Start SOURCE RECORDS

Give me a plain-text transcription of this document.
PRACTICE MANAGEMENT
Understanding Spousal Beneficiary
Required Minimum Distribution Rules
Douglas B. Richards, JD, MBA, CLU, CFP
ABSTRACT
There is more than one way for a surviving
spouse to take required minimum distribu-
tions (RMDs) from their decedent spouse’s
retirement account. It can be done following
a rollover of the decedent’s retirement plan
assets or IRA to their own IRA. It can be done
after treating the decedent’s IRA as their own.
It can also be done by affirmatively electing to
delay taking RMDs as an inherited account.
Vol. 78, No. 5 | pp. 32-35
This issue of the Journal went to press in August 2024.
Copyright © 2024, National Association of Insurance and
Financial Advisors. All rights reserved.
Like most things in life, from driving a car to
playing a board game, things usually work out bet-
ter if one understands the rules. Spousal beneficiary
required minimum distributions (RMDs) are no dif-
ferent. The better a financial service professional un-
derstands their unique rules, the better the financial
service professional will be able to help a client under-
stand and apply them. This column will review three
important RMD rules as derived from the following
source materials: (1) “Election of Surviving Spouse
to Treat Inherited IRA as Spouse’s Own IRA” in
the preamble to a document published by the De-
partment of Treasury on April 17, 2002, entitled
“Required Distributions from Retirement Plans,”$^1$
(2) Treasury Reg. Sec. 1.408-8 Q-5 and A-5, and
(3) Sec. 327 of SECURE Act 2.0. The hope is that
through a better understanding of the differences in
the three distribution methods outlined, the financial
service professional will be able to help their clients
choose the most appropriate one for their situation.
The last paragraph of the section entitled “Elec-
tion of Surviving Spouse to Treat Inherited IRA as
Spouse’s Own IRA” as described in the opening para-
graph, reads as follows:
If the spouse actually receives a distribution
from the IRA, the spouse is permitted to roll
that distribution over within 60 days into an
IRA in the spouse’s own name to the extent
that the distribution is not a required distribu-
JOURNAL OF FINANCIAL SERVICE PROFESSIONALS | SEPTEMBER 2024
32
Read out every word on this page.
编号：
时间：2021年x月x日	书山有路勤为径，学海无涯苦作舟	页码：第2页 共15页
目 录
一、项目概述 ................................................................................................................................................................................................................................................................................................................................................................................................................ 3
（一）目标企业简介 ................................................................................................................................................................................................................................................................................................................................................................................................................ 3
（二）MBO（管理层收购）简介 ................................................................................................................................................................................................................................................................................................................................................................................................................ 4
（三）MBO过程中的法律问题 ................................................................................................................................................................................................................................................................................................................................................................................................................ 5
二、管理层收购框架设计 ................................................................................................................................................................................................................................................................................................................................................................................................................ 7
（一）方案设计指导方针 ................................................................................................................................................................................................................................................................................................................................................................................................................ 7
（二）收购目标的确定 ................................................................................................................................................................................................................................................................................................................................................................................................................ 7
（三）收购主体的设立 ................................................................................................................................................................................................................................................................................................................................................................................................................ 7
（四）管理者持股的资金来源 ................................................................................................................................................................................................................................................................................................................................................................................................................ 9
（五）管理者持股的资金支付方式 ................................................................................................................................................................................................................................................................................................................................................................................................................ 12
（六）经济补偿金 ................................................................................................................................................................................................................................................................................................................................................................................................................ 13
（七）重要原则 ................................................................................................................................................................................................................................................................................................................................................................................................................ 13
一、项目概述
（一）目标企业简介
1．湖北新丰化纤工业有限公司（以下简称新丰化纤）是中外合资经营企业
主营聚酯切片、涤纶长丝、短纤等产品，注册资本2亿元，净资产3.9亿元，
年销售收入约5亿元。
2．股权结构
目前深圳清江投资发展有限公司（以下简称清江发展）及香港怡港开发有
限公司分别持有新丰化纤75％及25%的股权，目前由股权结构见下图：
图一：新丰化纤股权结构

End SOURCE RECORDS

▶ WRITTEN PROBLEM: Copy out every line with the word "three".

▶ ANSWER IN FULL:
stand and apply them. This column will review three
the three distribution methods outlined, the financial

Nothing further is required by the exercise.